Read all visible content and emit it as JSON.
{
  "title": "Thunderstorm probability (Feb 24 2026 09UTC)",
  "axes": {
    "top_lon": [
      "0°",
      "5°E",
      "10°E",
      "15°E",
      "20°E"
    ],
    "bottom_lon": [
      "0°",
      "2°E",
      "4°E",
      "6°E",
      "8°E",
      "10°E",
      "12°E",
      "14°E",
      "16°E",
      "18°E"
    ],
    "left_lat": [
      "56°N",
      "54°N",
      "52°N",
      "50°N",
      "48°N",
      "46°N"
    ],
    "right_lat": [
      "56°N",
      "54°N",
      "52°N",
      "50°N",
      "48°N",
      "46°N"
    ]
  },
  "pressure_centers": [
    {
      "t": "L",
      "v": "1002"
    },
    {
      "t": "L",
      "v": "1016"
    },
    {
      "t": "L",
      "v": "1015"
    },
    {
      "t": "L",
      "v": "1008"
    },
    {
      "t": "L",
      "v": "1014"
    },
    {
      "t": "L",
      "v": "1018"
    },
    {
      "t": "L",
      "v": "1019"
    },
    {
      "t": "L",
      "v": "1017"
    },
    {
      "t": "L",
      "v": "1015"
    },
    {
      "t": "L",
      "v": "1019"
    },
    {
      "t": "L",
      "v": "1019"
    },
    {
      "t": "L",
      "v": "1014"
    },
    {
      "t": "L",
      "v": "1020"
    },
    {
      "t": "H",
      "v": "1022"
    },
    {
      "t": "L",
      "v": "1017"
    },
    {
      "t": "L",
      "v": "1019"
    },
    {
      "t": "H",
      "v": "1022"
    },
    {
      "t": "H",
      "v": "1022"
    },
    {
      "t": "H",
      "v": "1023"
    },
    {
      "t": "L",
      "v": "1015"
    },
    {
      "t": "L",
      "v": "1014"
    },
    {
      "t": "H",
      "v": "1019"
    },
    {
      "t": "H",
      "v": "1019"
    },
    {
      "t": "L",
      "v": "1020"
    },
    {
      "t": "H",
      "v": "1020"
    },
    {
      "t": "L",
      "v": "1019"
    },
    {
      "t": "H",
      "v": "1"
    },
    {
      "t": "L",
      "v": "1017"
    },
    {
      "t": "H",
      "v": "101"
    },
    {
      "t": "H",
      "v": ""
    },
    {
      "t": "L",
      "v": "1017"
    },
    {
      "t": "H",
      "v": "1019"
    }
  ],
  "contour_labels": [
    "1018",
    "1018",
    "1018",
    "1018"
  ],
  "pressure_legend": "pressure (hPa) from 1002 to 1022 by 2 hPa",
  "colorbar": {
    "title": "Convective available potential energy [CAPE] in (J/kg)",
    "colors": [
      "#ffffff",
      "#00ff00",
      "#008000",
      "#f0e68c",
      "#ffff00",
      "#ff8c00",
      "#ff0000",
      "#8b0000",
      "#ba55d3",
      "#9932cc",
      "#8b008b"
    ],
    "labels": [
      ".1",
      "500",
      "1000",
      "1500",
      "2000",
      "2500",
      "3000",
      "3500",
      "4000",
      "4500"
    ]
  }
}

- **Problem requirements**
Would you write down every record again, exactly?

- **Written reply**
Read all visible content and emit it as JSON.
{
  "title": "Thunderstorm probability (Feb 24 2026 09UTC)",
  "axes": {
    "top_lon": [
      "0°",
      "5°E",
      "10°E",
      "15°E",
      "20°E"
    ],
    "bottom_lon": [
      "0°",
      "2°E",
      "4°E",
      "6°E",
      "8°E",
      "10°E",
      "12°E",
      "14°E",
      "16°E",
      "18°E"
    ],
    "left_lat": [
      "56°N",
      "54°N",
      "52°N",
      "50°N",
      "48°N",
      "46°N"
    ],
    "right_lat": [
      "56°N",
      "54°N",
      "52°N",
      "50°N",
      "48°N",
      "46°N"
    ]
  },
  "pressure_centers": [
    {
      "t": "L",
      "v": "1002"
    },
    {
      "t": "L",
      "v": "1016"
    },
    {
      "t": "L",
      "v": "1015"
    },
    {
      "t": "L",
      "v": "1008"
    },
    {
      "t": "L",
      "v": "1014"
    },
    {
      "t": "L",
      "v": "1018"
    },
    {
      "t": "L",
      "v": "1019"
    },
    {
      "t": "L",
      "v": "1017"
    },
    {
      "t": "L",
      "v": "1015"
    },
    {
      "t": "L",
      "v": "1019"
    },
    {
      "t": "L",
      "v": "1019"
    },
    {
      "t": "L",
      "v": "1014"
    },
    {
      "t": "L",
      "v": "1020"
    },
    {
      "t": "H",
      "v": "1022"
    },
    {
      "t": "L",
      "v": "1017"
    },
    {
      "t": "L",
      "v": "1019"
    },
    {
      "t": "H",
      "v": "1022"
    },
    {
      "t": "H",
      "v": "1022"
    },
    {
      "t": "H",
      "v": "1023"
    },
    {
      "t": "L",
      "v": "1015"
    },
    {
      "t": "L",
      "v": "1014"
    },
    {
      "t": "H",
      "v": "1019"
    },
    {
      "t": "H",
      "v": "1019"
    },
    {
      "t": "L",
      "v": "1020"
    },
    {
      "t": "H",
      "v": "1020"
    },
    {
      "t": "L",
      "v": "1019"
    },
    {
      "t": "H",
      "v": "1"
    },
    {
      "t": "L",
      "v": "1017"
    },
    {
      "t": "H",
      "v": "101"
    },
    {
      "t": "H",
      "v": ""
    },
    {
      "t": "L",
      "v": "1017"
    },
    {
      "t": "H",
      "v": "1019"
    }
  ],
  "contour_labels": [
    "1018",
    "1018",
    "1018",
    "1018"
  ],
  "pressure_legend": "pressure (hPa) from 1002 to 1022 by 2 hPa",
  "colorbar": {
    "title": "Convective available potential energy [CAPE] in (J/kg)",
    "colors": [
      "#ffffff",
      "#00ff00",
      "#008000",
      "#f0e68c",
      "#ffff00",
      "#ff8c00",
      "#ff0000",
      "#8b0000",
      "#ba55d3",
      "#9932cc",
      "#8b008b"
    ],
    "labels": [
      ".1",
      "500",
      "1000",
      "1500",
      "2000",
      "2500",
      "3000",
      "3500",
      "4000",
      "4500"
    ]
  }
}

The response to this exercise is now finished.